[Stored records]
++++++

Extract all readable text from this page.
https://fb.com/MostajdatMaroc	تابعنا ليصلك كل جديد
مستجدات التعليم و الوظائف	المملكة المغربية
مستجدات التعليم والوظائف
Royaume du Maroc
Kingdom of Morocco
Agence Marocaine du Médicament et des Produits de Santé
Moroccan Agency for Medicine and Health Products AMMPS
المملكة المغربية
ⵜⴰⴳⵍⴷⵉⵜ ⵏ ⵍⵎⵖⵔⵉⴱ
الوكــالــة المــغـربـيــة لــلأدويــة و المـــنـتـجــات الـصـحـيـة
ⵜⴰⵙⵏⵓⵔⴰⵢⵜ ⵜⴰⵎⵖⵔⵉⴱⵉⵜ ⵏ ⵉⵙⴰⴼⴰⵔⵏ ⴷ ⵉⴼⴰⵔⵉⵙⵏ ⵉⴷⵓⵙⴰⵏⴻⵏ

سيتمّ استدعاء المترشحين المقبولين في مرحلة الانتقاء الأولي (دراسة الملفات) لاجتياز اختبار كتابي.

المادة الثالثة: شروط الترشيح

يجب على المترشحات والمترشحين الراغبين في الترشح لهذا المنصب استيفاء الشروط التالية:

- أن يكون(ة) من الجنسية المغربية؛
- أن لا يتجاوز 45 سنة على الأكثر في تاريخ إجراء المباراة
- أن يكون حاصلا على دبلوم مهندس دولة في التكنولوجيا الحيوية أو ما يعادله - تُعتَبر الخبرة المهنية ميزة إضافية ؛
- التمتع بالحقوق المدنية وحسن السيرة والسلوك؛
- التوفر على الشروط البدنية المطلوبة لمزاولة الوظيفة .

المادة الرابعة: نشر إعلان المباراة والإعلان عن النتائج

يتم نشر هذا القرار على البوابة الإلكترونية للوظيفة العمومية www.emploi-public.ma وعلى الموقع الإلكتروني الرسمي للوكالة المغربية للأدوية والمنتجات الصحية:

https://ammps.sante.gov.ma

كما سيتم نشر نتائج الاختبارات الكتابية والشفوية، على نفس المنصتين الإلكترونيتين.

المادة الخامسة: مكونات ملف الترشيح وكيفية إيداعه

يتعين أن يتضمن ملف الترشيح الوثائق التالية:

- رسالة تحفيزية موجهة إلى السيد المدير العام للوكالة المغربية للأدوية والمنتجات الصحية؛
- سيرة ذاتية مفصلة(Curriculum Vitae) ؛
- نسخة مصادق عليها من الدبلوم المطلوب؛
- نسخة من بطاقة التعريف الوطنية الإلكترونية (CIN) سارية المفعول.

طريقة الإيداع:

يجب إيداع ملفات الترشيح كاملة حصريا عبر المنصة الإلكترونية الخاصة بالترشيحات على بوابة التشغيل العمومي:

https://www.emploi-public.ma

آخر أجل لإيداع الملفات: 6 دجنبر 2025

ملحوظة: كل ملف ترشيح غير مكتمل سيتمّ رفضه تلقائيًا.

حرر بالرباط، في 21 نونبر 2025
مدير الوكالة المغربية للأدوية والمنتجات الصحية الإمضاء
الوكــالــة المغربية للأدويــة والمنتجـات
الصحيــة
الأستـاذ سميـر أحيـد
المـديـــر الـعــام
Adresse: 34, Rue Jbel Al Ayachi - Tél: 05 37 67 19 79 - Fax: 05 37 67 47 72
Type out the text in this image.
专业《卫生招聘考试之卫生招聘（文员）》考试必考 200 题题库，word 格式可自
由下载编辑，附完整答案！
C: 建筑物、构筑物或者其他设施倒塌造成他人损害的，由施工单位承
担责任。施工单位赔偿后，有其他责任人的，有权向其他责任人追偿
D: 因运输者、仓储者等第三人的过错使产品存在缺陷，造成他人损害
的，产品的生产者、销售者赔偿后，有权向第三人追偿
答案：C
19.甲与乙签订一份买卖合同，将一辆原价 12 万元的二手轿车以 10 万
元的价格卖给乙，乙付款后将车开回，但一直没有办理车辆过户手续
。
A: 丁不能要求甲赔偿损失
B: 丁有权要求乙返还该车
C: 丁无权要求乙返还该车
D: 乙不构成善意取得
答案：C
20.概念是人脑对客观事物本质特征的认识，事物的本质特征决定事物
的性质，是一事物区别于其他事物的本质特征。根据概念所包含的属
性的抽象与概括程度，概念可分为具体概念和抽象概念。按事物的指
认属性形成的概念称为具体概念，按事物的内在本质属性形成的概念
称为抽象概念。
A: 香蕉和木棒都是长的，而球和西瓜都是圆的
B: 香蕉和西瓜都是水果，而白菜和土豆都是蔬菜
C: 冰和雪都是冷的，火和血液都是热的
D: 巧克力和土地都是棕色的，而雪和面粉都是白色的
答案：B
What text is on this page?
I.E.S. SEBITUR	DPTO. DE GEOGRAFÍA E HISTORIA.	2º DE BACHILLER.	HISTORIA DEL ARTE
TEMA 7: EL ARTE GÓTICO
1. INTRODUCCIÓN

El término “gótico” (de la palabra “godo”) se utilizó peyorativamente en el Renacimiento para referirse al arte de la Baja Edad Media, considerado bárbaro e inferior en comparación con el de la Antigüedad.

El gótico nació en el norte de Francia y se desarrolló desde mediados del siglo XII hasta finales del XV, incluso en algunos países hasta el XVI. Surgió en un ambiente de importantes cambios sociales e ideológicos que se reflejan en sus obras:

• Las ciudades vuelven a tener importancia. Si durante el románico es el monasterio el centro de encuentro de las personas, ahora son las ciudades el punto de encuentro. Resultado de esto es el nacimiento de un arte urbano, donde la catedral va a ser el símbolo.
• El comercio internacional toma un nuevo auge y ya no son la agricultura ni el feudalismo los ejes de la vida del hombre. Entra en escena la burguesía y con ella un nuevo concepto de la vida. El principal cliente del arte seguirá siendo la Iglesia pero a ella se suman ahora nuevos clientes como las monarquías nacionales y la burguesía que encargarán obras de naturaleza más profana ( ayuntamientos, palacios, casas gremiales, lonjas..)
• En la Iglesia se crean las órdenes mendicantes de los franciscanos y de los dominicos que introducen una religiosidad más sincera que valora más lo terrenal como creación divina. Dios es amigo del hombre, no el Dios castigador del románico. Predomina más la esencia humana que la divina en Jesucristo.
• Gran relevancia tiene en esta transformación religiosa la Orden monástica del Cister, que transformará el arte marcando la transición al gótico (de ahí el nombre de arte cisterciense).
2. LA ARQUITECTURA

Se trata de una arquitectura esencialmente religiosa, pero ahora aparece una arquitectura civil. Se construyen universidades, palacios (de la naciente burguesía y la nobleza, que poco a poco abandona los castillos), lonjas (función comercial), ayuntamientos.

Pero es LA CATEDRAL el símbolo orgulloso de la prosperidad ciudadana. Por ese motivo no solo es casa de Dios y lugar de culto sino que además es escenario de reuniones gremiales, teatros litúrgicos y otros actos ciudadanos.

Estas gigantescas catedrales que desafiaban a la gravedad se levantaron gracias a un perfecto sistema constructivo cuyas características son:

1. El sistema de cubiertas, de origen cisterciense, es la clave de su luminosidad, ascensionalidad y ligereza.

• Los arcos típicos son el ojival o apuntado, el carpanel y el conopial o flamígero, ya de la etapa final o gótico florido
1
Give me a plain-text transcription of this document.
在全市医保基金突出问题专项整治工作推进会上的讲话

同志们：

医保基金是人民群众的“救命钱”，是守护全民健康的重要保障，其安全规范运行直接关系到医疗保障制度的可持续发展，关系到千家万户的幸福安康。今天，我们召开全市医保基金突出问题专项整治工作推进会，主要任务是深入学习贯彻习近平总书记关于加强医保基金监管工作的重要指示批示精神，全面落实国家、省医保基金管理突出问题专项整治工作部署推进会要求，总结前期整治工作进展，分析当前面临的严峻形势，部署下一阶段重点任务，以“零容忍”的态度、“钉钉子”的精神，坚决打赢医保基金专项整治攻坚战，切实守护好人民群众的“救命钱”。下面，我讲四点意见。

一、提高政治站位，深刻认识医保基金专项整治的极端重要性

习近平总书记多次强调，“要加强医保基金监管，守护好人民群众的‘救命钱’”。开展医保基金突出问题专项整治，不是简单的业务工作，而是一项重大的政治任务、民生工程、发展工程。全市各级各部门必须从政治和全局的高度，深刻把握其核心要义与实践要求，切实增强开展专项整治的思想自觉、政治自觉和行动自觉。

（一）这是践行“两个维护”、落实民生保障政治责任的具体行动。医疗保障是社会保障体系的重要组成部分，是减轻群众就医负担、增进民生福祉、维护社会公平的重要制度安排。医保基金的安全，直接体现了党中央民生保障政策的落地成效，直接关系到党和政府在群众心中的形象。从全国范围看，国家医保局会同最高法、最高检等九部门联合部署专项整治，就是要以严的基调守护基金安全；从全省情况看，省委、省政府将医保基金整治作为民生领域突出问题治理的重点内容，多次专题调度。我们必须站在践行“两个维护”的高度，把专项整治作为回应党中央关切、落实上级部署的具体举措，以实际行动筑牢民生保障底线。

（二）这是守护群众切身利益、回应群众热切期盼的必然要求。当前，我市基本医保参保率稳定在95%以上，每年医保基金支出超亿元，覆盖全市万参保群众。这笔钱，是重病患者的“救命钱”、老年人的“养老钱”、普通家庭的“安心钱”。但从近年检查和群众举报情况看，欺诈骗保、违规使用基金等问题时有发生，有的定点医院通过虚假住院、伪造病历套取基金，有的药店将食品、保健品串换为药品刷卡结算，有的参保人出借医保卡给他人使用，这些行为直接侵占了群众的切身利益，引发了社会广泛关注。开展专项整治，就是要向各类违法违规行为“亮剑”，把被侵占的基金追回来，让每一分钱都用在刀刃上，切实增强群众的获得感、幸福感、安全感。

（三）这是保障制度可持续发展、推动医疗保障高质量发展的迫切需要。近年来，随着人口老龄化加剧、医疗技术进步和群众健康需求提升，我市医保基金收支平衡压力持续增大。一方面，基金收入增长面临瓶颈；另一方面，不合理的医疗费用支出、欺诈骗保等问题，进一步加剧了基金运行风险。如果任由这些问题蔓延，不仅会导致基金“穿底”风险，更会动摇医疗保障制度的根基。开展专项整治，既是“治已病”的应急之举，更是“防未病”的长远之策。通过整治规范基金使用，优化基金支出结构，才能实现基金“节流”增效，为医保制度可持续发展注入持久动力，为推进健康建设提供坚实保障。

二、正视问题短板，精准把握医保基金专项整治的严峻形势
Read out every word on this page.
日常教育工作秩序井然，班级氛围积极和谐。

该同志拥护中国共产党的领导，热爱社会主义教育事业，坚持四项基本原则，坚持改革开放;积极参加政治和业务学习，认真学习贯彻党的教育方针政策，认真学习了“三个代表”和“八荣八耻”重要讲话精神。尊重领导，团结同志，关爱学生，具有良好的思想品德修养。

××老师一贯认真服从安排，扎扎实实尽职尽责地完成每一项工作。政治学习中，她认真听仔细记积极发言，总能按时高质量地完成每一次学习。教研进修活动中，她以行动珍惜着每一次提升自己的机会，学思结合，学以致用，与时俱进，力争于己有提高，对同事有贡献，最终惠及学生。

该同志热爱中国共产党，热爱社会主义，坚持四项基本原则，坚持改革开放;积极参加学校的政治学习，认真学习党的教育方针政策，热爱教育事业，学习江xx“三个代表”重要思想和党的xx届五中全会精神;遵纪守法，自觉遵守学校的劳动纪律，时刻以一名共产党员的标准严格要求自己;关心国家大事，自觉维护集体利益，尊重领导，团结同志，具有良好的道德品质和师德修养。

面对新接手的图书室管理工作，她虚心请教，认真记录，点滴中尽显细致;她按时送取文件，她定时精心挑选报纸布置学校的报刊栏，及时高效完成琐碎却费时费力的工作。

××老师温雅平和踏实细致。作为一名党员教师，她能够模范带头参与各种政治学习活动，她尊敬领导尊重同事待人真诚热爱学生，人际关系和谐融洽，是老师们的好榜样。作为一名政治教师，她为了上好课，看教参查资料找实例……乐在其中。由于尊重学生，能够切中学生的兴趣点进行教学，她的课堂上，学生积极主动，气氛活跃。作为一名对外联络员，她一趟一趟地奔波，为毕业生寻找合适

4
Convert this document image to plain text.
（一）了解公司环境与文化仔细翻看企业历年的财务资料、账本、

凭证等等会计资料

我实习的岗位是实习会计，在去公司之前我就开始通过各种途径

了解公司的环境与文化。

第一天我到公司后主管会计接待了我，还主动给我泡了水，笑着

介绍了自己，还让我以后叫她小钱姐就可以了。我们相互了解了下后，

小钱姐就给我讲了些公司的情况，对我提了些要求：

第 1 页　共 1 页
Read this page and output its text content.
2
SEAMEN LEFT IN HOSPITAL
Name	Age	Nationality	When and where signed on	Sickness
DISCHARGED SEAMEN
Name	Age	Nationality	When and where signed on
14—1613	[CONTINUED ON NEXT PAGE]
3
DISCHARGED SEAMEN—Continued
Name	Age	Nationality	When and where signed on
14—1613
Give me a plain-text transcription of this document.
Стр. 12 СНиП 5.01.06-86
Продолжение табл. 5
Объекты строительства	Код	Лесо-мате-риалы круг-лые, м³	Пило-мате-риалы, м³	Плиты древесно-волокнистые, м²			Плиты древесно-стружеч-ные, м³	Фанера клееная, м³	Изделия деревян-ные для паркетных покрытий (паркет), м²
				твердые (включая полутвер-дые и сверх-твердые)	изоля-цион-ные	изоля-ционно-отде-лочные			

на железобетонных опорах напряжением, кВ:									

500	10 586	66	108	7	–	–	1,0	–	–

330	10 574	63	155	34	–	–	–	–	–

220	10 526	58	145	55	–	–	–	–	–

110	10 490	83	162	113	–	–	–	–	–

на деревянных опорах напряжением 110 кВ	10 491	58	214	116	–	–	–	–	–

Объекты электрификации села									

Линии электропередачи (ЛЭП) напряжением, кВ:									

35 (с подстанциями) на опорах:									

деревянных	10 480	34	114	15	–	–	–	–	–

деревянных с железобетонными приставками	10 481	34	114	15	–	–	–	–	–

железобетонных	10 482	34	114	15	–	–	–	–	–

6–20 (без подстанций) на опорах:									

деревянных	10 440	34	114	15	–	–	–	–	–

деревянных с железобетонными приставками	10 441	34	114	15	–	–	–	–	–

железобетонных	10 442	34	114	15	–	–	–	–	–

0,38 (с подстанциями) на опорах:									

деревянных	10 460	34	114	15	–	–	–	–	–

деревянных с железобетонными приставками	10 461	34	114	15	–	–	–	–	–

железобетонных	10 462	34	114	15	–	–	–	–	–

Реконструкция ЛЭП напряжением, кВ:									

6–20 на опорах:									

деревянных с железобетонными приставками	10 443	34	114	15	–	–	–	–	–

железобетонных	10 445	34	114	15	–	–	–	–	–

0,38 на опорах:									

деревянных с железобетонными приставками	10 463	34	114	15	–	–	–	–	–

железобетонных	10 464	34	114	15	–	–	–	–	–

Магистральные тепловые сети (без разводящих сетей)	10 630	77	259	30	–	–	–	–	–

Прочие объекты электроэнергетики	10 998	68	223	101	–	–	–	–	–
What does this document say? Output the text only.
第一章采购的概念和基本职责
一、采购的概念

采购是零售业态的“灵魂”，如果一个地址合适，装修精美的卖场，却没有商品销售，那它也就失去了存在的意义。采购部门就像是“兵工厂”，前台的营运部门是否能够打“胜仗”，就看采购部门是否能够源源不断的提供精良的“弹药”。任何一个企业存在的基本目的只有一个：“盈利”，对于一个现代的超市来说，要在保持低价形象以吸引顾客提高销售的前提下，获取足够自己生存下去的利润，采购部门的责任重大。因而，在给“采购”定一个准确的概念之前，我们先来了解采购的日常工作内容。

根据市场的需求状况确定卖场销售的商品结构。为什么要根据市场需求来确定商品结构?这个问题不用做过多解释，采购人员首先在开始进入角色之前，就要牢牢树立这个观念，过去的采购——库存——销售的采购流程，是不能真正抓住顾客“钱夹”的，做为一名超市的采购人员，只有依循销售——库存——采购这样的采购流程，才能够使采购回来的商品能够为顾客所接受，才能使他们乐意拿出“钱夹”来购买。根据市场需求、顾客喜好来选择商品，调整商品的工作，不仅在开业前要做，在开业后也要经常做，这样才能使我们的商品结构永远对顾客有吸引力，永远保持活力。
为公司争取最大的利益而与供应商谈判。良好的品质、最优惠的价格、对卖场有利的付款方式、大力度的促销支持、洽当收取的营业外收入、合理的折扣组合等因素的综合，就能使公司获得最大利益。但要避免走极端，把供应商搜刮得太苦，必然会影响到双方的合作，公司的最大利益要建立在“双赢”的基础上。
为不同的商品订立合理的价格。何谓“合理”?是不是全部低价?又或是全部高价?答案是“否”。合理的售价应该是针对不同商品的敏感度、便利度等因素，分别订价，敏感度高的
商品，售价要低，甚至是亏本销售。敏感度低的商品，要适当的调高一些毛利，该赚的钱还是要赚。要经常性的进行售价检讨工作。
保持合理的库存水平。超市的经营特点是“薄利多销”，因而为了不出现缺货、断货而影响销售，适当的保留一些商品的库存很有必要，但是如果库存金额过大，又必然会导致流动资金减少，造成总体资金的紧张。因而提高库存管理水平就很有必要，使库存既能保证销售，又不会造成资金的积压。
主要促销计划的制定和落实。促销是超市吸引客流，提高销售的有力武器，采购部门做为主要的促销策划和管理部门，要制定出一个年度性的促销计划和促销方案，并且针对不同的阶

++++++

» Written task
Pull out each line of the records holding the string "ayuntamientos".

» Expected answer
• El comercio internacional toma un nuevo auge y ya no son la agricultura ni el feudalismo los ejes de la vida del hombre. Entra en escena la burguesía y con ella un nuevo concepto de la vida. El principal cliente del arte seguirá siendo la Iglesia pero a ella se suman ahora nuevos clientes como las monarquías nacionales y la burguesía que encargarán obras de naturaleza más profana ( ayuntamientos, palacios, casas gremiales, lonjas..)
Se trata de una arquitectura esencialmente religiosa, pero ahora aparece una arquitectura civil. Se construyen universidades, palacios (de la naciente burguesía y la nobleza, que poco a poco abandona los castillos), lonjas (función comercial), ayuntamientos.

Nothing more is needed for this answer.